Find the lines with the string "size" and return them.

- Dataset:
-- start --

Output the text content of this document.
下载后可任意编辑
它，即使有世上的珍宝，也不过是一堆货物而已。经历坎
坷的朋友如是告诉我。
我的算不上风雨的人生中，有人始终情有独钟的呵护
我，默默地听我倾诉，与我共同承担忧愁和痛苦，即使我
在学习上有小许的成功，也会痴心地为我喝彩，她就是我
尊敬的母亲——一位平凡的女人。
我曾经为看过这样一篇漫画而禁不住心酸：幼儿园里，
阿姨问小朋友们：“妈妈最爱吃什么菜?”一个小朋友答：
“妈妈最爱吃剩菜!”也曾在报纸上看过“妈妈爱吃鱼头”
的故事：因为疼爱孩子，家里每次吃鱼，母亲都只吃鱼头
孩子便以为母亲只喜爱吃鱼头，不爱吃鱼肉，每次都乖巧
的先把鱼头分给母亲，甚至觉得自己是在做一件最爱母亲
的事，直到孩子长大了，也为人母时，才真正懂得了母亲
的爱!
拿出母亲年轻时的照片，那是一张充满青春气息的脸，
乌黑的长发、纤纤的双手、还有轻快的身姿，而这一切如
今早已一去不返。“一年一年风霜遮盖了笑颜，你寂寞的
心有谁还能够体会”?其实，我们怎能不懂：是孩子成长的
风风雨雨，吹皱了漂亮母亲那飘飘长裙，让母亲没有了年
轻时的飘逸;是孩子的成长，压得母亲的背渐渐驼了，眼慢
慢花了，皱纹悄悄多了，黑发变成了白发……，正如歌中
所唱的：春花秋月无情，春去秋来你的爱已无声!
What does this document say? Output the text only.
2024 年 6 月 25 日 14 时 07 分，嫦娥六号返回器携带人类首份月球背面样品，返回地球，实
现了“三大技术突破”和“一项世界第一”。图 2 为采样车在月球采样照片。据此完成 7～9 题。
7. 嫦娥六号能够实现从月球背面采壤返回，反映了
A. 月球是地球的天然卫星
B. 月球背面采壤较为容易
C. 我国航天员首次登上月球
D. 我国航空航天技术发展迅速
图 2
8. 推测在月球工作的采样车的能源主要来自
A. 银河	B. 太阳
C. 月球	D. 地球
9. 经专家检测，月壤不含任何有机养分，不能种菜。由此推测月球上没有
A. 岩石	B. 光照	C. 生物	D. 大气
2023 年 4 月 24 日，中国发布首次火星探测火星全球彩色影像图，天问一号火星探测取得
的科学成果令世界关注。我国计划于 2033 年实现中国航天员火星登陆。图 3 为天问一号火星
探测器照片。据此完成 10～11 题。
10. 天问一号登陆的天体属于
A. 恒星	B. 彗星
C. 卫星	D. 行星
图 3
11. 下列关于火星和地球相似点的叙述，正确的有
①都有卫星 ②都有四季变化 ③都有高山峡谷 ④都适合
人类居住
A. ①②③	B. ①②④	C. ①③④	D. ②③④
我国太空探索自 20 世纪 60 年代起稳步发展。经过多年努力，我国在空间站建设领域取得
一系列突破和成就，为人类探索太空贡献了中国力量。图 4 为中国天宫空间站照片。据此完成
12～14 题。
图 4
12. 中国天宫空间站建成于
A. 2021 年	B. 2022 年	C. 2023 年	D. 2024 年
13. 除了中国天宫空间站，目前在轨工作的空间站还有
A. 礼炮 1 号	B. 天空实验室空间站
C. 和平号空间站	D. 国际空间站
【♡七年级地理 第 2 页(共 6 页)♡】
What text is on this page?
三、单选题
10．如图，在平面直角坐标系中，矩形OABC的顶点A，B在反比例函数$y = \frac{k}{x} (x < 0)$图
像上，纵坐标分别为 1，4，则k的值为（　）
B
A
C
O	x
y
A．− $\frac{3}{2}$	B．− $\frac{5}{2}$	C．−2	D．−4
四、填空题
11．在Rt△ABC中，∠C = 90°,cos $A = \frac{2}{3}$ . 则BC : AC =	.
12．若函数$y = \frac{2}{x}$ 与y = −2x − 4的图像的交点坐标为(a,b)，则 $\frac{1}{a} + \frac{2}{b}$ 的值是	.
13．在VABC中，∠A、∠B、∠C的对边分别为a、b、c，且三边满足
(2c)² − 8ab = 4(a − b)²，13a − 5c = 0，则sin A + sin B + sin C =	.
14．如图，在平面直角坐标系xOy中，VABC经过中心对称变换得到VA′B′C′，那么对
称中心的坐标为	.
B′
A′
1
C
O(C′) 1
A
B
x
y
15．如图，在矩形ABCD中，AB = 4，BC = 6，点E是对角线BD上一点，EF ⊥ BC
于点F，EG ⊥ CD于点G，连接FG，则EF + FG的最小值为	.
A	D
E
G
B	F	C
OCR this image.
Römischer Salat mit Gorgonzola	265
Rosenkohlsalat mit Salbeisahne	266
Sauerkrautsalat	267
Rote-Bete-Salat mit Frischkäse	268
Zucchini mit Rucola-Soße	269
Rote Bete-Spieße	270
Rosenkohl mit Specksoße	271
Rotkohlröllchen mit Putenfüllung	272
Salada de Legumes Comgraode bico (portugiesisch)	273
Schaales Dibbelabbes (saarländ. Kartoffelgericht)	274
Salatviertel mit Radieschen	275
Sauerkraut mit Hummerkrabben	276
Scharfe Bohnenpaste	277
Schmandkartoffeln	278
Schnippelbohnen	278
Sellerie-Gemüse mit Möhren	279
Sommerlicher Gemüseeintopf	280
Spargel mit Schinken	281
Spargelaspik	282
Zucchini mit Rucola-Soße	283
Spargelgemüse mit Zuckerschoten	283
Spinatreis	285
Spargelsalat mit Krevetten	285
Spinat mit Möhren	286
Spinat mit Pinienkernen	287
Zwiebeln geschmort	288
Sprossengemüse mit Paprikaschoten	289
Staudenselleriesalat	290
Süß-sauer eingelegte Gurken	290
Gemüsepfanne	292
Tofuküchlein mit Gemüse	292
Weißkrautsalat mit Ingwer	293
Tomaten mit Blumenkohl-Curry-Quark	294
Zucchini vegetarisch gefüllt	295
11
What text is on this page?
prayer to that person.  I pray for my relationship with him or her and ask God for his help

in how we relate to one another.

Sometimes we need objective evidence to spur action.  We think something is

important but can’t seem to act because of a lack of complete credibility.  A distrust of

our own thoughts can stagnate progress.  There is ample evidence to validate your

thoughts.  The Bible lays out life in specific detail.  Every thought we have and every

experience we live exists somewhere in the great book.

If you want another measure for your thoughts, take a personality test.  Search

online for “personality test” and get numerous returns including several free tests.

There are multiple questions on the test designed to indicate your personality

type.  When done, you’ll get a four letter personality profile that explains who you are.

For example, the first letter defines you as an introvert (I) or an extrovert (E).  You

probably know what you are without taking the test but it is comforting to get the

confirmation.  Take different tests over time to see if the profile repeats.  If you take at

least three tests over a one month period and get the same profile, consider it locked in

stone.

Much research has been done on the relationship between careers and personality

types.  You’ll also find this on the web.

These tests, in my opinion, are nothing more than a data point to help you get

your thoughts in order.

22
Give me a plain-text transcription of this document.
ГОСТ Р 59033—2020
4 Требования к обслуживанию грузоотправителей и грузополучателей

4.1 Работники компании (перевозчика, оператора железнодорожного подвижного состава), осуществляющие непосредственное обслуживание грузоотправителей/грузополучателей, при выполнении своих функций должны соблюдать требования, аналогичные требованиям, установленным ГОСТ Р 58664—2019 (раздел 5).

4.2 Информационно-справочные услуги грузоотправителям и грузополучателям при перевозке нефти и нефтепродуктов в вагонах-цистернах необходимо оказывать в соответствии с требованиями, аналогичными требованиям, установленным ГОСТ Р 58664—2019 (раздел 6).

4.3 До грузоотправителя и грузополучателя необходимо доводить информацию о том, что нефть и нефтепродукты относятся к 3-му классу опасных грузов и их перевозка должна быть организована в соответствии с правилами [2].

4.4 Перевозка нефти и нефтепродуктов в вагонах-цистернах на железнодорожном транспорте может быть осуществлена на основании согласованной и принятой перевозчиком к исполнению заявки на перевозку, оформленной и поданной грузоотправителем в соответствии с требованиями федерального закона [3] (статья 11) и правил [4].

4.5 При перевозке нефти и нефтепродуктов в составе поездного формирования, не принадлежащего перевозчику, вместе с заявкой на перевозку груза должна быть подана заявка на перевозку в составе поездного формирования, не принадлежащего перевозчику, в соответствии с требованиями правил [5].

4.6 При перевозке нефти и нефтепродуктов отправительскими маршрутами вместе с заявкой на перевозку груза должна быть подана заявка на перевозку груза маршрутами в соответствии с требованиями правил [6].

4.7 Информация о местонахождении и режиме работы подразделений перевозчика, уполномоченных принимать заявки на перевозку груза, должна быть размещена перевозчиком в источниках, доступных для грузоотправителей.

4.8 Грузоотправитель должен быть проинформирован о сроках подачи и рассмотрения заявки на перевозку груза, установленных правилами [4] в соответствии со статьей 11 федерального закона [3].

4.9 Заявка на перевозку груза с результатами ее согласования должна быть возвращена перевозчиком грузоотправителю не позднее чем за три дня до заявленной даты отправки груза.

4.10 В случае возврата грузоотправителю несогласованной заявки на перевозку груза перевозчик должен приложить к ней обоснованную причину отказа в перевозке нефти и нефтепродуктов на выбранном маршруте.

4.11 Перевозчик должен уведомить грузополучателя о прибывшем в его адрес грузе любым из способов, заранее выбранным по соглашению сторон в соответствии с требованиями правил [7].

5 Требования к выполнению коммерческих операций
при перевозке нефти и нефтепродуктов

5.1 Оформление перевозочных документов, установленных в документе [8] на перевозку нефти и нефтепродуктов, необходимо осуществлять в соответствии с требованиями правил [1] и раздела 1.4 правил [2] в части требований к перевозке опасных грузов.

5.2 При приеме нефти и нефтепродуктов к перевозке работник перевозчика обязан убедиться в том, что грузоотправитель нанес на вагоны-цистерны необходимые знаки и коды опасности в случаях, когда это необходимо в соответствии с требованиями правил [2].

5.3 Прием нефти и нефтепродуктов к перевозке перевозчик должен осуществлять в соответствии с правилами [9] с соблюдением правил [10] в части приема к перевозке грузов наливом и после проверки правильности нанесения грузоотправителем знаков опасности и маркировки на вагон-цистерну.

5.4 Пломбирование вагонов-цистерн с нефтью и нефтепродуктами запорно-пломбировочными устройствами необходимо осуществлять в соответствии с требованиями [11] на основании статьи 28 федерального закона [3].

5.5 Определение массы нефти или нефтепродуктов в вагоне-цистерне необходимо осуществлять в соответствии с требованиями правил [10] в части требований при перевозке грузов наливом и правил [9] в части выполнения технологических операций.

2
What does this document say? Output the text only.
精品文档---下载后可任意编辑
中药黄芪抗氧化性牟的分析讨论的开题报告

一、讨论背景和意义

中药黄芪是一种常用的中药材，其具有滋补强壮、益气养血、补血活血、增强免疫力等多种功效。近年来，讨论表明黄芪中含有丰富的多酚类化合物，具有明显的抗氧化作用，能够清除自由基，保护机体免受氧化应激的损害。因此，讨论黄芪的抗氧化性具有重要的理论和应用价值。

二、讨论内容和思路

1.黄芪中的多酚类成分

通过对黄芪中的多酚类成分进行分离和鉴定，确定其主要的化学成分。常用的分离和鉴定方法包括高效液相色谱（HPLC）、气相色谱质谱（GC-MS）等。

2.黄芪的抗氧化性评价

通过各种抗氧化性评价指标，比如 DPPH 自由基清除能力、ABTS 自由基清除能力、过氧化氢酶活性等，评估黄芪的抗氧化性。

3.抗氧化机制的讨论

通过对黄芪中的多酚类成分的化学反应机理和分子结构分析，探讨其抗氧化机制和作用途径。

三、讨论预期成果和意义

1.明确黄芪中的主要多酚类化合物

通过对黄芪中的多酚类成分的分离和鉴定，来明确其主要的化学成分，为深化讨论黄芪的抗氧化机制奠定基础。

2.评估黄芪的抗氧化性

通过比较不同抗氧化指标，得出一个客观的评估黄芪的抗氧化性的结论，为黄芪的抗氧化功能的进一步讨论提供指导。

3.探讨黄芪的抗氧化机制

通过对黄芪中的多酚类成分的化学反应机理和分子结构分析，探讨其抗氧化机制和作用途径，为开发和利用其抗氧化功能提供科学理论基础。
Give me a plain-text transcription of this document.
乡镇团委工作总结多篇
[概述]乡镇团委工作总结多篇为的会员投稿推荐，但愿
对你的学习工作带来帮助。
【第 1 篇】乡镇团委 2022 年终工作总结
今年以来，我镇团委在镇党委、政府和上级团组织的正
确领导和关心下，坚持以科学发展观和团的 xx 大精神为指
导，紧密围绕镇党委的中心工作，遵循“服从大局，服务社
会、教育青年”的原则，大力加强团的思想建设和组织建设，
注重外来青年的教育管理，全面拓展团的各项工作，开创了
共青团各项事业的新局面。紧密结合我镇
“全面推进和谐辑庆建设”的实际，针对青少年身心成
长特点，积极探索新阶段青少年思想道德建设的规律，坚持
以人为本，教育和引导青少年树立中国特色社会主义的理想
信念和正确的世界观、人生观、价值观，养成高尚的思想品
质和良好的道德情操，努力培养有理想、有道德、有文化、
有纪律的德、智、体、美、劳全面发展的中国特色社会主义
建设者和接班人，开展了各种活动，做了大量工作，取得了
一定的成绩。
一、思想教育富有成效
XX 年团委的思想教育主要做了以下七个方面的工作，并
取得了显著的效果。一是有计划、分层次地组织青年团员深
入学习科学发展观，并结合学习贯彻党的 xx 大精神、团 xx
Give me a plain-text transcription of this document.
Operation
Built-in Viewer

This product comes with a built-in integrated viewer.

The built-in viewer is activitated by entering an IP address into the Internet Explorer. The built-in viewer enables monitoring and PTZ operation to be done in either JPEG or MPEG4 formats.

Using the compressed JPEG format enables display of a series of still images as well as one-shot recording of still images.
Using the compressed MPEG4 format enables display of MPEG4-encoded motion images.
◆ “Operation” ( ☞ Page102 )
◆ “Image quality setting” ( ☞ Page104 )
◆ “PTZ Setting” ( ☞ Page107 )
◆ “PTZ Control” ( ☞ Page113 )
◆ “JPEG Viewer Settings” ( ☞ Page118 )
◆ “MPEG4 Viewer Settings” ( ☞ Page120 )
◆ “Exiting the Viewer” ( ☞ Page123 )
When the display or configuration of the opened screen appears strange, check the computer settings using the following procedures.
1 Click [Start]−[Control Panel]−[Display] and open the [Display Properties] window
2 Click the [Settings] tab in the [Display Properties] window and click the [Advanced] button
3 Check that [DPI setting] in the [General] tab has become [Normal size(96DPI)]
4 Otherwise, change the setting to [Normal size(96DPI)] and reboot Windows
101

-- end --

- Finished task:
3 Check that [DPI setting] in the [General] tab has become [Normal size(96DPI)]
4 Otherwise, change the setting to [Normal size(96DPI)] and reboot Windows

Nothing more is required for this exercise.